§ Exercise brief: Count, in the entries below, the lines in which "accessibility" occurs. Give the number, nothing more.
╔══
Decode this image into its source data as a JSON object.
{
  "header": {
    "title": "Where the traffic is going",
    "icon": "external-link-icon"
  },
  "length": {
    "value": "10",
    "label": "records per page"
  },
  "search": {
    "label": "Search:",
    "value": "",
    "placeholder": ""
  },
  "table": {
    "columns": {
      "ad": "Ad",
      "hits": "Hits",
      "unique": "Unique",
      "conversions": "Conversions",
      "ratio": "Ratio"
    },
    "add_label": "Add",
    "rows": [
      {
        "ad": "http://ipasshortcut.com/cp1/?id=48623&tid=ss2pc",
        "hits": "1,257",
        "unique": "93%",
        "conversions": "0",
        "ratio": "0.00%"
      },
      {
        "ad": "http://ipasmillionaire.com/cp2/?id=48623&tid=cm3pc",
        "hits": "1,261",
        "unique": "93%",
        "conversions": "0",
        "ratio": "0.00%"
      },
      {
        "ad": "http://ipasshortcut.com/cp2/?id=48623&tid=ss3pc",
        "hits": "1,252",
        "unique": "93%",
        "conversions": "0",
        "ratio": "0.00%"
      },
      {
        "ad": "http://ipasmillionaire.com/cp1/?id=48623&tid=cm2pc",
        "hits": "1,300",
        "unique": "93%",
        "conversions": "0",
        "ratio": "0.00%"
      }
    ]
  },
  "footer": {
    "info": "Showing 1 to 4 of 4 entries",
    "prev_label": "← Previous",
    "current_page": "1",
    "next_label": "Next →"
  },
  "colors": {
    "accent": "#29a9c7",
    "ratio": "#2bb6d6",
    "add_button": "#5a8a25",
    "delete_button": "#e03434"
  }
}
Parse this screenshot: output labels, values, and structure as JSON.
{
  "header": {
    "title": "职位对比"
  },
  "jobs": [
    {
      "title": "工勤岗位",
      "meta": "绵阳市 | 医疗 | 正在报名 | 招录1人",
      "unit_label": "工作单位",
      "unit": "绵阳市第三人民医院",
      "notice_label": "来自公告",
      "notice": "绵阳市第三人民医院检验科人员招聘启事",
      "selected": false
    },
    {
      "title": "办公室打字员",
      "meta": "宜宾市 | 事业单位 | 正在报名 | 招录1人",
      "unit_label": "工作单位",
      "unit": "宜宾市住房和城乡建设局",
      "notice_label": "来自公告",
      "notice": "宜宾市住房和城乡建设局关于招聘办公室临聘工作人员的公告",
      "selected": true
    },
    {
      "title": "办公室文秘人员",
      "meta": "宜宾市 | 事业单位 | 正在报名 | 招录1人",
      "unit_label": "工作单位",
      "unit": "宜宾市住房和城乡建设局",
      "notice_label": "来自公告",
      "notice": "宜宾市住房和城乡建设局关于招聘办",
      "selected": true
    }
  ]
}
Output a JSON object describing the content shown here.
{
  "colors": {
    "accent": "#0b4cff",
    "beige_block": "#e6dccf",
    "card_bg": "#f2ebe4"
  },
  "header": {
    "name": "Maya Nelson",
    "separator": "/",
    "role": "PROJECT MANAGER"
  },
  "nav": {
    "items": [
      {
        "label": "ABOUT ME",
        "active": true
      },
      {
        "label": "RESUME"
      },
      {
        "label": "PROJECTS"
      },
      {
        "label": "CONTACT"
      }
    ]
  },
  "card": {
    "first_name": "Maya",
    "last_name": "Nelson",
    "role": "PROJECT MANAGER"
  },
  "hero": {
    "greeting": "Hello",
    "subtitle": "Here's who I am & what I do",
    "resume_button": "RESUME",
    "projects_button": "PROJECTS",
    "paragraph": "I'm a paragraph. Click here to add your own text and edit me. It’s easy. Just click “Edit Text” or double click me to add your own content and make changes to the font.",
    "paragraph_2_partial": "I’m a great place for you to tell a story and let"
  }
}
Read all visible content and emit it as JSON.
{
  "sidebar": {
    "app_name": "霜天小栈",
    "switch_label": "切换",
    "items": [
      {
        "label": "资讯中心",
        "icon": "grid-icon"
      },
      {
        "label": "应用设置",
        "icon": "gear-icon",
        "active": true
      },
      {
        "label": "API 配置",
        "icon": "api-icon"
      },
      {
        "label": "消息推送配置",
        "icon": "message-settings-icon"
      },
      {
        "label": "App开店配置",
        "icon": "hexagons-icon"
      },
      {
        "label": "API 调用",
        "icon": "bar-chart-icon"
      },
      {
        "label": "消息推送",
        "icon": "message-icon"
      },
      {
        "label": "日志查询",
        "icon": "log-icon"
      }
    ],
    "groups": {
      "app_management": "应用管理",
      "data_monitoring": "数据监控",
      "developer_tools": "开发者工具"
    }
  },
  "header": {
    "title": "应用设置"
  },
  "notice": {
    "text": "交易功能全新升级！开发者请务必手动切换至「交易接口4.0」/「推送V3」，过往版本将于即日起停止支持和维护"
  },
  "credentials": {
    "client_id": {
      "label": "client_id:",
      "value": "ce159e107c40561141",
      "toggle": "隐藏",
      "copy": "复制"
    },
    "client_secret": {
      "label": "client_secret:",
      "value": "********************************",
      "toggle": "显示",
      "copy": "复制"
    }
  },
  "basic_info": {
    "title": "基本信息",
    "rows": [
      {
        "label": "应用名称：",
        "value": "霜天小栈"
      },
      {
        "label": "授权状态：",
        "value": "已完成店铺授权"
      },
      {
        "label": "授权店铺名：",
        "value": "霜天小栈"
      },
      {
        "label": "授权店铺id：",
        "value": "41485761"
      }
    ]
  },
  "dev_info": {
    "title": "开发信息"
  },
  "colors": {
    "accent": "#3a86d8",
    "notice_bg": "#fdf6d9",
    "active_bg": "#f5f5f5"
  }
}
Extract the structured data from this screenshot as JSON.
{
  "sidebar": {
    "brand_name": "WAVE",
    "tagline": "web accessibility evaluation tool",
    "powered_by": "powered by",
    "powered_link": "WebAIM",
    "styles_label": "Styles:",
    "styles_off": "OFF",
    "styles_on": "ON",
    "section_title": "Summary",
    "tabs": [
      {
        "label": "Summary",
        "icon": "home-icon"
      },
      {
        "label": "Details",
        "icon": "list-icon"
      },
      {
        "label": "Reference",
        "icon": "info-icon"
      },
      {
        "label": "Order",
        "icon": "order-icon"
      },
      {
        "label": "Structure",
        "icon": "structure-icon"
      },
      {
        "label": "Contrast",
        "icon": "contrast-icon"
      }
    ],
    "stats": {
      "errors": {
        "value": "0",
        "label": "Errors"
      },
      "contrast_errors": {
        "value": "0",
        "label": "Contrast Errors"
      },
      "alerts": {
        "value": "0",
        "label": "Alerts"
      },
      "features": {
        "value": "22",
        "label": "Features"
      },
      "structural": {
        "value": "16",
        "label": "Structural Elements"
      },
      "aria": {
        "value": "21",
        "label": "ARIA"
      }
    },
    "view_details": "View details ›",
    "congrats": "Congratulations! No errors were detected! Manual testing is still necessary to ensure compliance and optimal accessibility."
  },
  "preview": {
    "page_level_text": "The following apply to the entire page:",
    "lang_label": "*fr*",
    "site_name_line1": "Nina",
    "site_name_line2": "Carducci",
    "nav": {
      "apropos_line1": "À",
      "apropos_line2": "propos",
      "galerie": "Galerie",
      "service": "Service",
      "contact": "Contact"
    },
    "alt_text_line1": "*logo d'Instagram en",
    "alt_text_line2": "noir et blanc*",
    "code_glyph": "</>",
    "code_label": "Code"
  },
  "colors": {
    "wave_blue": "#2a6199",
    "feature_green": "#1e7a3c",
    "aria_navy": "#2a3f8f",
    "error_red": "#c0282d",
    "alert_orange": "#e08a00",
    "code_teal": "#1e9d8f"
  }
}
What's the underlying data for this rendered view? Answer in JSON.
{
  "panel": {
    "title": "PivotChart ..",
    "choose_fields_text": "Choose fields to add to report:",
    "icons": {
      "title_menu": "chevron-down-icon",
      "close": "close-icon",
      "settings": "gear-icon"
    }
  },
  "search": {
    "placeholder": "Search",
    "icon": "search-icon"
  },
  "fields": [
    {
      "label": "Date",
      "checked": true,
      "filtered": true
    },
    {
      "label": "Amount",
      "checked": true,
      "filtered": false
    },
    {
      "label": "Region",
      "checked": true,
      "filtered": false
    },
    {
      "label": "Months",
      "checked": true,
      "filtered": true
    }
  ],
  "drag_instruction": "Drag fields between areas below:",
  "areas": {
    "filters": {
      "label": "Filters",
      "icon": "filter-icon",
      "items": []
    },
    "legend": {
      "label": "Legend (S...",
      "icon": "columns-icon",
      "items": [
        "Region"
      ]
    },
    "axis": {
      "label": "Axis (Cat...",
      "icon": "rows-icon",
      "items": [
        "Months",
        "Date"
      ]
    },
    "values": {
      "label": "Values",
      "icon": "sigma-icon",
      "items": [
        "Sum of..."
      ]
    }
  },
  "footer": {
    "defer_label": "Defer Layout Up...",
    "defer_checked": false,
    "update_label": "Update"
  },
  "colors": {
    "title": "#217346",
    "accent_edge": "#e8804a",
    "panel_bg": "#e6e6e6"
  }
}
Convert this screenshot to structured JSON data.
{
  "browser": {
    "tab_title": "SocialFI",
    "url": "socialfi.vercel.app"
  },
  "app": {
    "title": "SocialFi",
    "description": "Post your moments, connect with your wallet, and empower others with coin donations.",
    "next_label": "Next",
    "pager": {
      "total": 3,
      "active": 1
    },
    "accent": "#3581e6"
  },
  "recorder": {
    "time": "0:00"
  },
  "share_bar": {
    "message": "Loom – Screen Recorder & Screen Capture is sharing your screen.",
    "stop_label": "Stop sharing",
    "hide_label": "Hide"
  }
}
╚══
§ Solution below: 2